Data entries —
☆ ☆ ☆

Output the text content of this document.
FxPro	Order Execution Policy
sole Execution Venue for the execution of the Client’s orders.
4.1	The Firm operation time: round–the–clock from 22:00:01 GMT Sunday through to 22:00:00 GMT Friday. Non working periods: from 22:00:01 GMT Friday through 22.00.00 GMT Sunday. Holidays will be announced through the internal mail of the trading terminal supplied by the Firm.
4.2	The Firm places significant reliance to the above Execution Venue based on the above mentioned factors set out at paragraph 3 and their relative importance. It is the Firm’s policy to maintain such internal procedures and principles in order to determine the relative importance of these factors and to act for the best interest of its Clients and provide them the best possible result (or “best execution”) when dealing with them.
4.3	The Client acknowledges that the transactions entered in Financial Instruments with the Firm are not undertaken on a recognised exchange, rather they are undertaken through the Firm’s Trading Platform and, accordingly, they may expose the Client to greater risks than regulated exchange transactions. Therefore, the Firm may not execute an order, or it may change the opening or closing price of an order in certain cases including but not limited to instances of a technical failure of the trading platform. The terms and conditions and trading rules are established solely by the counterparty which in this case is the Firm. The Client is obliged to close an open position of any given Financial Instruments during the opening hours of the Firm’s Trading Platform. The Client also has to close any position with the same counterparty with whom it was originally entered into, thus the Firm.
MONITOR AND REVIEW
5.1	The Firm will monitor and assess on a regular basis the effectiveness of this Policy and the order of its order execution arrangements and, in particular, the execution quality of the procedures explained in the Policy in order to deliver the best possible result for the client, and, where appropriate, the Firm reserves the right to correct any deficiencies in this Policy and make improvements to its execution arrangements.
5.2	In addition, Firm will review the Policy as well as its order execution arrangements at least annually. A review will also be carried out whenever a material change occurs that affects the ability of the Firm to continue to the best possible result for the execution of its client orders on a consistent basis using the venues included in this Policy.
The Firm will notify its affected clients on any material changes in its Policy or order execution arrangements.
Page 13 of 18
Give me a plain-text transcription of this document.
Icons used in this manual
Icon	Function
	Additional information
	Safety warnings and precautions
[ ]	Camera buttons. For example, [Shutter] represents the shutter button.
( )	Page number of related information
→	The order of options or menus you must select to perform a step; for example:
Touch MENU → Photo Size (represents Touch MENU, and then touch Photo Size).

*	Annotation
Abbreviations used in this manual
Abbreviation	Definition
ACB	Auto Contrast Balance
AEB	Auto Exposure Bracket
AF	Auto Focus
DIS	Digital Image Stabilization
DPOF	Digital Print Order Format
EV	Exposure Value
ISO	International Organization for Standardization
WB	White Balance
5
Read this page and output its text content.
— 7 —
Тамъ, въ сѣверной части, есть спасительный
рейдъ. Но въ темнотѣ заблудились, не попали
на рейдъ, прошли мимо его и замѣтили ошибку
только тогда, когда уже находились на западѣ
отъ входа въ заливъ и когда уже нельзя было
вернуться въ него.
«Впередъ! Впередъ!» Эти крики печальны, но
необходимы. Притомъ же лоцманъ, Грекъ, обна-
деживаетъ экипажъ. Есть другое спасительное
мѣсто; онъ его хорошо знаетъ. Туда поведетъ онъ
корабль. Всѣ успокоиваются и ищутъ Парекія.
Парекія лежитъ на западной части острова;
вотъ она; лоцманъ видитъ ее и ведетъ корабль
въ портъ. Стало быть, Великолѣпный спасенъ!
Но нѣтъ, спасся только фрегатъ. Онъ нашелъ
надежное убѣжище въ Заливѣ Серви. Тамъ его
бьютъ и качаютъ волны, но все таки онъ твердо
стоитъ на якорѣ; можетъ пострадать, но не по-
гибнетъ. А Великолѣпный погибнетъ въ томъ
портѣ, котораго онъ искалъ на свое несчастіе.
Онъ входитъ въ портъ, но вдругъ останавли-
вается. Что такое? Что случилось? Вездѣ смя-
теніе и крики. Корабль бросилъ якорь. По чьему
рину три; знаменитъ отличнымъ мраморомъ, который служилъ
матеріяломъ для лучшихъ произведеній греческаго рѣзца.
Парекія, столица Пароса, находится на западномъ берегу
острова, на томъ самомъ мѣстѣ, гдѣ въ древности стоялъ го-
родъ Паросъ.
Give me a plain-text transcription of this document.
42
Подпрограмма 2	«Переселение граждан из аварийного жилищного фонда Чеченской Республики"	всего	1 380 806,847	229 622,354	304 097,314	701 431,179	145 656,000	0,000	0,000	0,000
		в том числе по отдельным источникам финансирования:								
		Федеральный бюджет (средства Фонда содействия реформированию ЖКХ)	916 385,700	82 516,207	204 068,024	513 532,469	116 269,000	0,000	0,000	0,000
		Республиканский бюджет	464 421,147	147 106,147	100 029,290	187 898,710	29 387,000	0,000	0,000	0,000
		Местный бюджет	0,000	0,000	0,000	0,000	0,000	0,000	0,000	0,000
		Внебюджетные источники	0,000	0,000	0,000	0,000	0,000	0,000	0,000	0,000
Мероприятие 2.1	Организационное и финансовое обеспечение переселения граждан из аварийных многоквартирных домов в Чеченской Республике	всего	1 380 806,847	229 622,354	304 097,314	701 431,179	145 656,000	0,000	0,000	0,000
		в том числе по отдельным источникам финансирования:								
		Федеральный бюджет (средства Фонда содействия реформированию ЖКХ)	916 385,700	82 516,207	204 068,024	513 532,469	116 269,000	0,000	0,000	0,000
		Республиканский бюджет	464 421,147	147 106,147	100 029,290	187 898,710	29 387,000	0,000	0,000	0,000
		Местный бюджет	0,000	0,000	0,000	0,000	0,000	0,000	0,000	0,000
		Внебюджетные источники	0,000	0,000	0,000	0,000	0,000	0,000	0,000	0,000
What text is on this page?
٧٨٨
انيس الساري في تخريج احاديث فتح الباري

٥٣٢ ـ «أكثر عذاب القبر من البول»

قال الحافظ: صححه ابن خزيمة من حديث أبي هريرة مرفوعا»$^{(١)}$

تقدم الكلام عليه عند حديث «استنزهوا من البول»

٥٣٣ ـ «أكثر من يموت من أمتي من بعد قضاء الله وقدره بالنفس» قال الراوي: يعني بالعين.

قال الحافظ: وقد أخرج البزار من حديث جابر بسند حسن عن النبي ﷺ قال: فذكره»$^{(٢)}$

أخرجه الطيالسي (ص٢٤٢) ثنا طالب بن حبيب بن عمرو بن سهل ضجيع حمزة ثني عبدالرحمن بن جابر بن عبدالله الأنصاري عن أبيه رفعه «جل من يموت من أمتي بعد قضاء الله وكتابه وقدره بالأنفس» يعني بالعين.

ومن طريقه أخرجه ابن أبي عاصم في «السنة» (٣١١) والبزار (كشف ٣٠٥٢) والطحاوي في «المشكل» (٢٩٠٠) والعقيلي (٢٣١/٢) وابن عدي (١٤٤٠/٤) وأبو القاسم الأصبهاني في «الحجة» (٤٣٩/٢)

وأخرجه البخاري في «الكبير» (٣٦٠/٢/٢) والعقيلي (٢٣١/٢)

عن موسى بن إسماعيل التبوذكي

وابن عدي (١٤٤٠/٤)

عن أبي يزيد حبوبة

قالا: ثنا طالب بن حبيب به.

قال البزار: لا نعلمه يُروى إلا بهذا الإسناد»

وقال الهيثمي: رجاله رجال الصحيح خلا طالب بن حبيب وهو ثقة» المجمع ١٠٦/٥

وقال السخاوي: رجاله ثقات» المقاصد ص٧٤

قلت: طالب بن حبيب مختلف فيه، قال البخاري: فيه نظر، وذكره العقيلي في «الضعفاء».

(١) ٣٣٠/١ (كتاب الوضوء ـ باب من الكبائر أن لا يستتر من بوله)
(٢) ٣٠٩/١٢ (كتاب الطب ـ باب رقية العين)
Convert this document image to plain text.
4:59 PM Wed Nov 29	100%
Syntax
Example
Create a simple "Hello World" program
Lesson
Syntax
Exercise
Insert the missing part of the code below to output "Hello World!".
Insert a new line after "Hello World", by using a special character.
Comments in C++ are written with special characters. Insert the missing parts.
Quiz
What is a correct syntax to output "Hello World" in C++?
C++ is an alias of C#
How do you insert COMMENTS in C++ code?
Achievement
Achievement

☆ ☆ ☆

REQUEST —
Filter out all lines lacking the word "Парекія" and copy the rest.

ANSWER BELOW —
корабль. Всѣ успокоиваются и ищутъ Парекія.
Парекія лежитъ на западной части острова;
Парекія, столица Пароса, находится на западномъ берегу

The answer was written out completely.